§ **EXERCISE TASK**
State the count of lines below in which the word "appropriate" appears, and add nothing.

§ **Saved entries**
━━━━━━━━━━━━━━━━━━━━━━━━━━━━━━

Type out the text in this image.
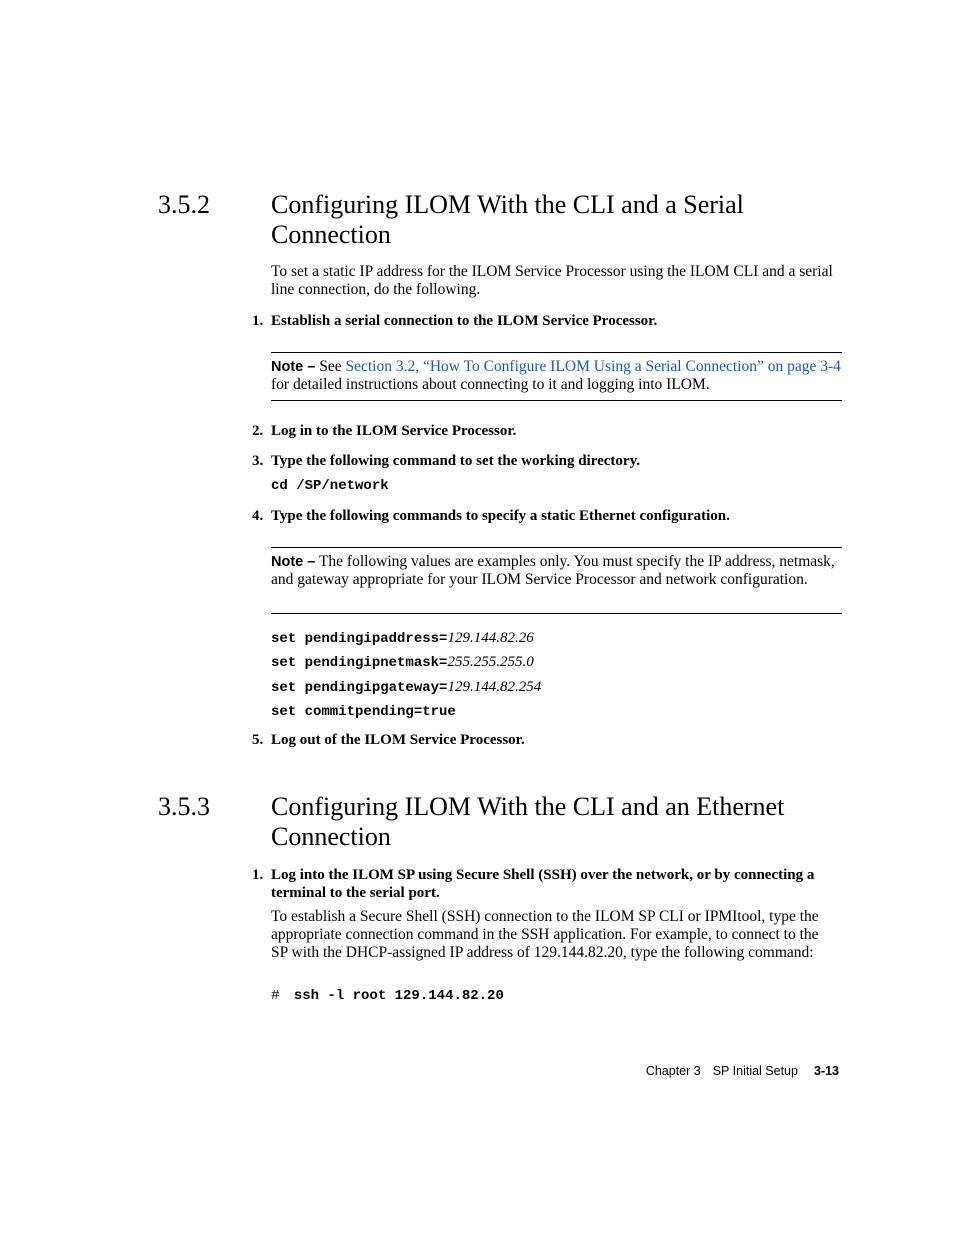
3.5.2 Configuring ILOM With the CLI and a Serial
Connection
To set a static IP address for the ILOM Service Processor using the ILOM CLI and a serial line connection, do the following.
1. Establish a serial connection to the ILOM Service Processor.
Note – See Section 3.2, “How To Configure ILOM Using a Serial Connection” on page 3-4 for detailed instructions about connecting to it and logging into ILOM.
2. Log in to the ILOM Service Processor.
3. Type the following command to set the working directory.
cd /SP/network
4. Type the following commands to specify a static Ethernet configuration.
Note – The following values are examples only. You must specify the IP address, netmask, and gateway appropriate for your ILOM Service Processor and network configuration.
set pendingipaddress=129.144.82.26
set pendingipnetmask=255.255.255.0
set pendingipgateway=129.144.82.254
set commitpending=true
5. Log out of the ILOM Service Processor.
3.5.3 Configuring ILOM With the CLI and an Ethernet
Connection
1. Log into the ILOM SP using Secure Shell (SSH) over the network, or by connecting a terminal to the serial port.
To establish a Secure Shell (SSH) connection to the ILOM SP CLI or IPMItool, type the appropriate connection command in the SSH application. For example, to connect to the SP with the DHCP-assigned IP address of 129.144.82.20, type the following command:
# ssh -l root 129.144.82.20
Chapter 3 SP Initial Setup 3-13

━━━━━━━━━━━━━━━━━━━━━━━━━━━━━━

§ **RESULT OF THE TASK**
2